**Written exercise**
Give the count of lines in the data that include the string "name", with no added remarks.

■ ■ ■ ■ ■ ■ ■

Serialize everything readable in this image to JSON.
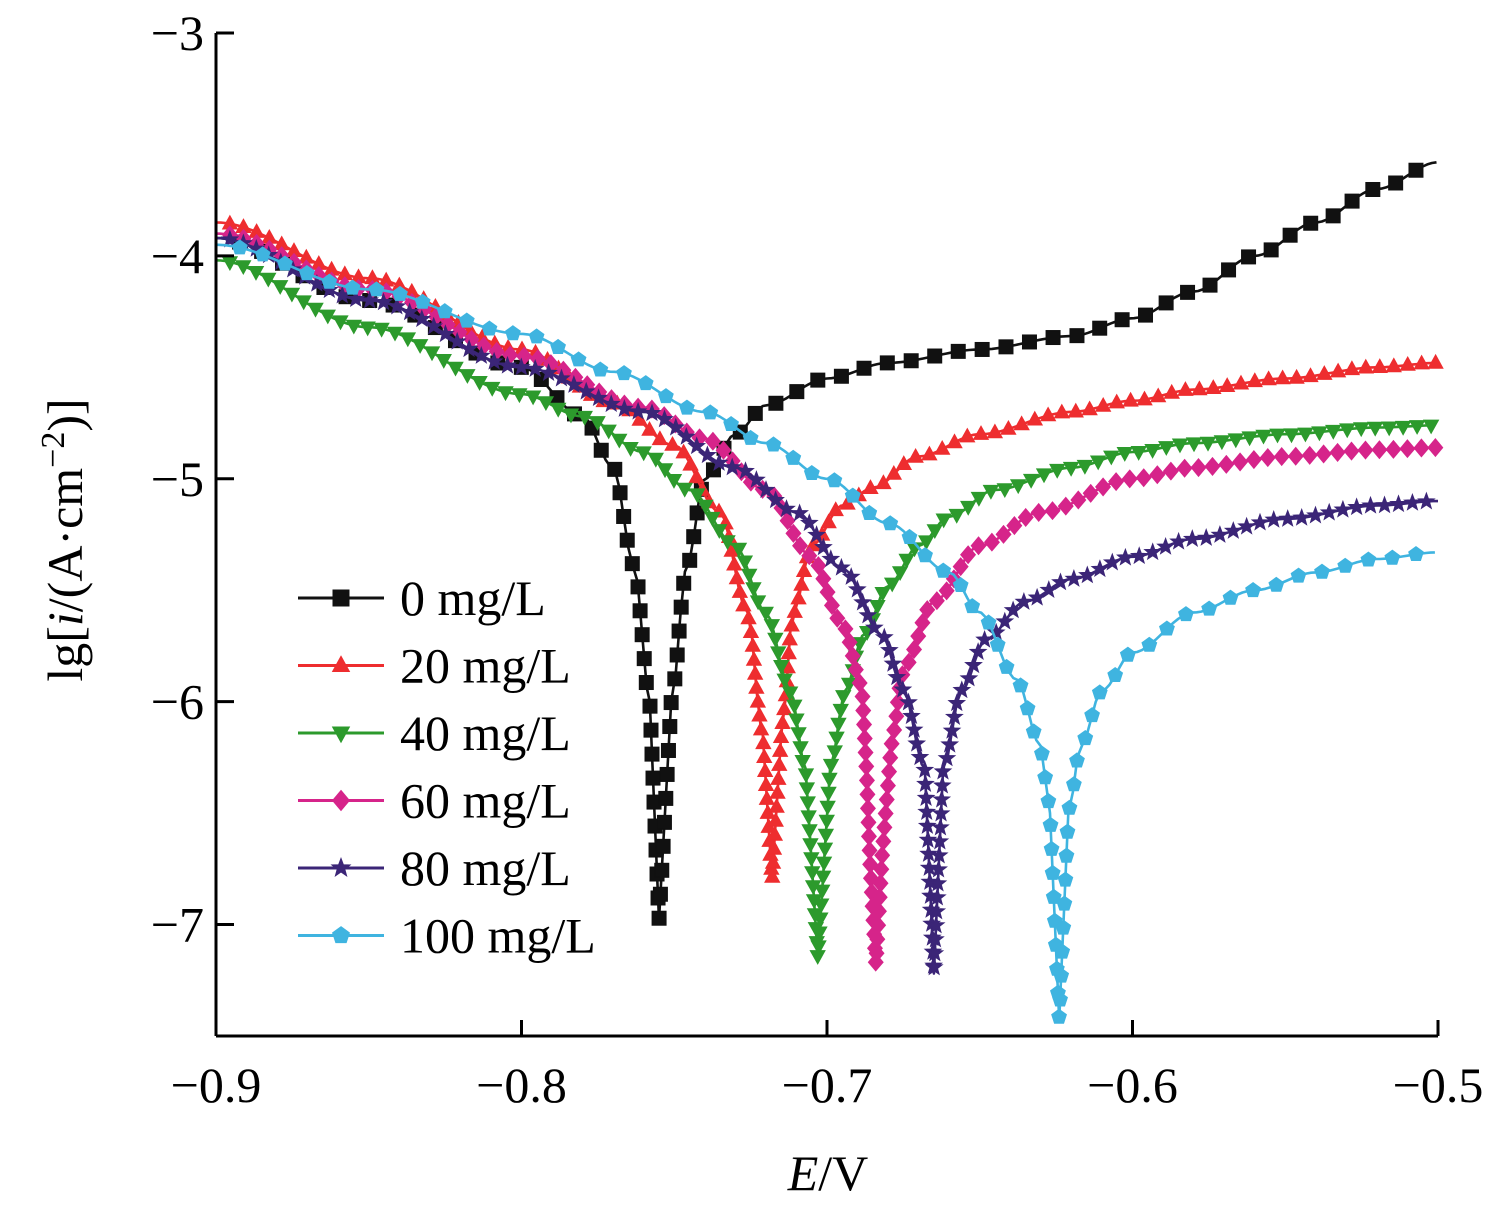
{
  "chart_data": {
    "type": "line",
    "xlabel": {
      "italic": "E",
      "rest": "/V"
    },
    "ylabel": {
      "pre": "lg[",
      "italic": "i",
      "mid": "/(A·cm",
      "sup": "−2",
      "post": ")]"
    },
    "xlim": [
      -0.9,
      -0.5
    ],
    "ylim": [
      -7.5,
      -3
    ],
    "x_ticks": [
      -0.9,
      -0.8,
      -0.7,
      -0.6,
      -0.5
    ],
    "x_tick_labels": [
      "−0.9",
      "−0.8",
      "−0.7",
      "−0.6",
      "−0.5"
    ],
    "y_ticks": [
      -7,
      -6,
      -5,
      -4,
      -3
    ],
    "y_tick_labels": [
      "−7",
      "−6",
      "−5",
      "−4",
      "−3"
    ],
    "grid": false,
    "legend_position": "lower-left",
    "series": [
      {
        "name": "0 mg/L",
        "color": "#111111",
        "marker": "square",
        "ecorr": -0.755,
        "cmin": -6.98,
        "cathodic_points": [
          [
            -0.9,
            -3.92
          ],
          [
            -0.85,
            -4.2
          ],
          [
            -0.8,
            -4.5
          ],
          [
            -0.78,
            -4.72
          ],
          [
            -0.77,
            -4.95
          ],
          [
            -0.763,
            -5.4
          ],
          [
            -0.758,
            -6.0
          ]
        ],
        "anodic_points": [
          [
            -0.751,
            -6.0
          ],
          [
            -0.746,
            -5.4
          ],
          [
            -0.74,
            -5.0
          ],
          [
            -0.73,
            -4.8
          ],
          [
            -0.72,
            -4.67
          ],
          [
            -0.7,
            -4.55
          ],
          [
            -0.68,
            -4.48
          ],
          [
            -0.65,
            -4.42
          ],
          [
            -0.62,
            -4.36
          ],
          [
            -0.6,
            -4.28
          ],
          [
            -0.58,
            -4.16
          ],
          [
            -0.56,
            -4.0
          ],
          [
            -0.54,
            -3.85
          ],
          [
            -0.52,
            -3.7
          ],
          [
            -0.5,
            -3.58
          ]
        ]
      },
      {
        "name": "20 mg/L",
        "color": "#ee2d2f",
        "marker": "triangle-up",
        "ecorr": -0.718,
        "cmin": -6.8,
        "cathodic_points": [
          [
            -0.9,
            -3.85
          ],
          [
            -0.85,
            -4.1
          ],
          [
            -0.8,
            -4.42
          ],
          [
            -0.77,
            -4.66
          ],
          [
            -0.75,
            -4.85
          ],
          [
            -0.735,
            -5.15
          ],
          [
            -0.726,
            -5.6
          ],
          [
            -0.721,
            -6.15
          ]
        ],
        "anodic_points": [
          [
            -0.715,
            -6.15
          ],
          [
            -0.711,
            -5.6
          ],
          [
            -0.705,
            -5.3
          ],
          [
            -0.695,
            -5.12
          ],
          [
            -0.685,
            -5.04
          ],
          [
            -0.67,
            -4.9
          ],
          [
            -0.65,
            -4.8
          ],
          [
            -0.62,
            -4.7
          ],
          [
            -0.6,
            -4.65
          ],
          [
            -0.58,
            -4.6
          ],
          [
            -0.55,
            -4.55
          ],
          [
            -0.52,
            -4.5
          ],
          [
            -0.5,
            -4.48
          ]
        ]
      },
      {
        "name": "40 mg/L",
        "color": "#2c9a2c",
        "marker": "triangle-down",
        "ecorr": -0.703,
        "cmin": -7.15,
        "cathodic_points": [
          [
            -0.9,
            -4.02
          ],
          [
            -0.85,
            -4.32
          ],
          [
            -0.8,
            -4.62
          ],
          [
            -0.78,
            -4.72
          ],
          [
            -0.76,
            -4.88
          ],
          [
            -0.745,
            -5.05
          ],
          [
            -0.73,
            -5.3
          ],
          [
            -0.72,
            -5.6
          ],
          [
            -0.712,
            -5.95
          ],
          [
            -0.707,
            -6.3
          ]
        ],
        "anodic_points": [
          [
            -0.699,
            -6.3
          ],
          [
            -0.694,
            -5.95
          ],
          [
            -0.688,
            -5.7
          ],
          [
            -0.68,
            -5.48
          ],
          [
            -0.67,
            -5.3
          ],
          [
            -0.66,
            -5.17
          ],
          [
            -0.645,
            -5.05
          ],
          [
            -0.62,
            -4.95
          ],
          [
            -0.6,
            -4.88
          ],
          [
            -0.58,
            -4.84
          ],
          [
            -0.55,
            -4.8
          ],
          [
            -0.52,
            -4.77
          ],
          [
            -0.5,
            -4.76
          ]
        ]
      },
      {
        "name": "60 mg/L",
        "color": "#d6248a",
        "marker": "diamond",
        "ecorr": -0.684,
        "cmin": -7.18,
        "cathodic_points": [
          [
            -0.9,
            -3.9
          ],
          [
            -0.85,
            -4.15
          ],
          [
            -0.8,
            -4.45
          ],
          [
            -0.76,
            -4.68
          ],
          [
            -0.74,
            -4.82
          ],
          [
            -0.72,
            -5.05
          ],
          [
            -0.705,
            -5.35
          ],
          [
            -0.695,
            -5.65
          ],
          [
            -0.688,
            -5.95
          ],
          [
            -0.686,
            -6.7
          ]
        ],
        "anodic_points": [
          [
            -0.682,
            -6.7
          ],
          [
            -0.679,
            -6.2
          ],
          [
            -0.675,
            -5.85
          ],
          [
            -0.665,
            -5.55
          ],
          [
            -0.65,
            -5.3
          ],
          [
            -0.63,
            -5.15
          ],
          [
            -0.6,
            -5.0
          ],
          [
            -0.58,
            -4.95
          ],
          [
            -0.55,
            -4.9
          ],
          [
            -0.52,
            -4.87
          ],
          [
            -0.5,
            -4.86
          ]
        ]
      },
      {
        "name": "80 mg/L",
        "color": "#3b2577",
        "marker": "star",
        "ecorr": -0.665,
        "cmin": -7.22,
        "cathodic_points": [
          [
            -0.9,
            -3.92
          ],
          [
            -0.85,
            -4.2
          ],
          [
            -0.8,
            -4.5
          ],
          [
            -0.76,
            -4.7
          ],
          [
            -0.73,
            -4.95
          ],
          [
            -0.71,
            -5.15
          ],
          [
            -0.695,
            -5.4
          ],
          [
            -0.682,
            -5.7
          ],
          [
            -0.675,
            -5.95
          ],
          [
            -0.668,
            -6.3
          ]
        ],
        "anodic_points": [
          [
            -0.662,
            -6.3
          ],
          [
            -0.656,
            -5.95
          ],
          [
            -0.648,
            -5.72
          ],
          [
            -0.635,
            -5.55
          ],
          [
            -0.62,
            -5.45
          ],
          [
            -0.6,
            -5.35
          ],
          [
            -0.58,
            -5.27
          ],
          [
            -0.55,
            -5.18
          ],
          [
            -0.52,
            -5.12
          ],
          [
            -0.5,
            -5.1
          ]
        ]
      },
      {
        "name": "100 mg/L",
        "color": "#3fb4e0",
        "marker": "pentagon",
        "ecorr": -0.624,
        "cmin": -7.43,
        "cathodic_points": [
          [
            -0.9,
            -3.95
          ],
          [
            -0.85,
            -4.15
          ],
          [
            -0.8,
            -4.35
          ],
          [
            -0.77,
            -4.52
          ],
          [
            -0.74,
            -4.7
          ],
          [
            -0.72,
            -4.84
          ],
          [
            -0.7,
            -5.0
          ],
          [
            -0.68,
            -5.2
          ],
          [
            -0.66,
            -5.42
          ],
          [
            -0.65,
            -5.6
          ],
          [
            -0.638,
            -5.9
          ],
          [
            -0.63,
            -6.2
          ],
          [
            -0.627,
            -6.5
          ]
        ],
        "anodic_points": [
          [
            -0.621,
            -6.5
          ],
          [
            -0.617,
            -6.2
          ],
          [
            -0.61,
            -5.95
          ],
          [
            -0.6,
            -5.78
          ],
          [
            -0.58,
            -5.6
          ],
          [
            -0.56,
            -5.5
          ],
          [
            -0.54,
            -5.42
          ],
          [
            -0.52,
            -5.36
          ],
          [
            -0.5,
            -5.33
          ]
        ]
      }
    ]
  }
}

■ ■ ■ ■ ■ ■ ■

**Output for this task**
6